_Required actions:_
a - In the review excerpt about Blum's book on Du Bois, why does the reviewer say that Blum's silence on whether Du Bois believed in a deity matters to the reviewer personally? Answer in one to three sentences.
b - Go on with the review excerpt about Blum's book on Du Bois, picking up after its final sentence.

_Document excerpt:_
* Start *

A more minor weakness, perhaps, but one important to me personally, is Blum's decision to ignore the question of whether Du Bois was actually religious in any conventional sense. "This book refuses the audacious assertion that anyone can know such information," writes Blum. Perfectly true, and yet I would have liked a bit more exploration of how Du Bois saw himself in the context of religious affinity. In today's terms, Du Bois was clearly some sort of religious humanist, who embraced spirituality while rejecting organized religion. But did he actually believe in a deity? The book clearly shows that Du Bois was not an atheist like Clarence Darrow, the hard-hitting and eloquent defense attorney who was the 1920's equivalent of Richard Dawkins. But was he an atheist like Robert Ingersoll, whose opposition to organized religion embraced a humanism very similar to that of Du Bois? Those who consider Du Bois within a chiefly racial context, as does Blum, would do well to remember that he belonged to another important historically-oppressed group: individuals who do not publicly belong to a particular faith. Though it may be selfish of me, as a member of that group, I would have liked to learn once and for all whether the man I consider the most eloquent English-language author of the twentieth century achieved that distinction with or without belief in a deity.

* End *

_Given data:_
* Start *

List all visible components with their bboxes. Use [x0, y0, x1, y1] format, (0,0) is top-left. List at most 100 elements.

* End *
* Start *

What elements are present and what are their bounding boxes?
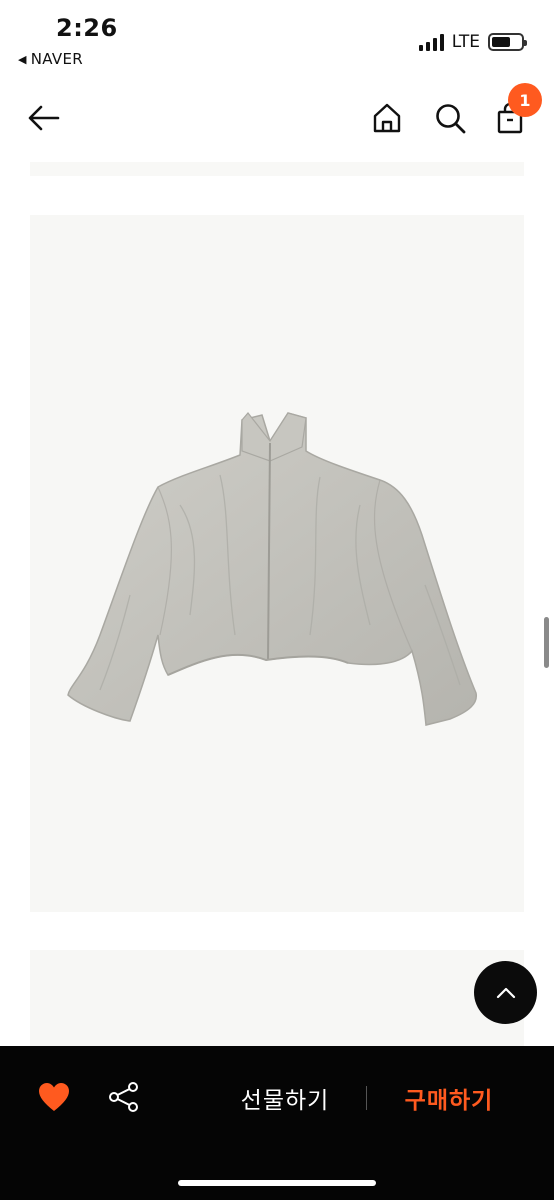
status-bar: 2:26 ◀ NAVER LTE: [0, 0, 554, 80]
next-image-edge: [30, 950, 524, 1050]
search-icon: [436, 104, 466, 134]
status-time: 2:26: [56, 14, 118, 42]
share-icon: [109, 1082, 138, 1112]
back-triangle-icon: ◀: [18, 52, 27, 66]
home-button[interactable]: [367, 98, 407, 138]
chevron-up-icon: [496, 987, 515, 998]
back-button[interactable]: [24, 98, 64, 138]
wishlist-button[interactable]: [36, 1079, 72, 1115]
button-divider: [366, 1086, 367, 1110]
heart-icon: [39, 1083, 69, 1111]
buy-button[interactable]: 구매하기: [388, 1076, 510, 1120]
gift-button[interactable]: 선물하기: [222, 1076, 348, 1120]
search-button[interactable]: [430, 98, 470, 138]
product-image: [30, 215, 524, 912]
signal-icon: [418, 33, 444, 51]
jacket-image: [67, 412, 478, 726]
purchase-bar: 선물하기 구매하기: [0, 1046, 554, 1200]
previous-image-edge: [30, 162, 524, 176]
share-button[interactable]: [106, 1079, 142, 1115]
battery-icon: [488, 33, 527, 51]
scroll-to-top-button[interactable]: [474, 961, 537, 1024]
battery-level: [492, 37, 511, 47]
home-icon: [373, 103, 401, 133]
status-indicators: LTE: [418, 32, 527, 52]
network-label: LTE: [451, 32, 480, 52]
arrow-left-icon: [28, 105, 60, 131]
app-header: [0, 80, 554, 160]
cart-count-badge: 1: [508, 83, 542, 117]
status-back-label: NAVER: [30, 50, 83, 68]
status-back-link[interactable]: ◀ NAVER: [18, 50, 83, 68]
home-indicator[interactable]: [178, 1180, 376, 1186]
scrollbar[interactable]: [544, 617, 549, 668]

* End *

_The results:_
a - The reviewer belongs to a historically oppressed group that Du Bois also belonged to: people who do not publicly belong to a particular faith. For that reason, the reviewer wanted to learn whether Du Bois, whom the reviewer considers the most eloquent English-language author of the twentieth century, achieved that distinction with or without belief in a deity.

b -
Despite these criticisms, American Prophet is a well-written and important work. Blum's close readings of Du Bois's writings virtually ensure that future biographers will not neglect the religious and spiritual overtones of the author of The Souls of Black Folk. Furthermore, if I may be allowed a bit of editorializing, I wish the historical profession would produce more books like American Prophet. The current tragic split between scholarly and popular history can only be healed by scholarly books that address topics of wide popular interest, in more depth and with greater insight than do similar works by popular historians. American Prophet fits this bill wonderfully. Blum is not afraid to cover well-traveled ground in describing a famous figure such as Du Bois, yet his reading of the historical figure is deep and nuanced in a way most popular biographies lack. The rest of us in the profession would do well to follow Blum's example, engaging with the interests of our fellow Americans while aping Blum's remarkable scholarly depth and attention to detail. Bravo to Ed Blum for this excellent volume!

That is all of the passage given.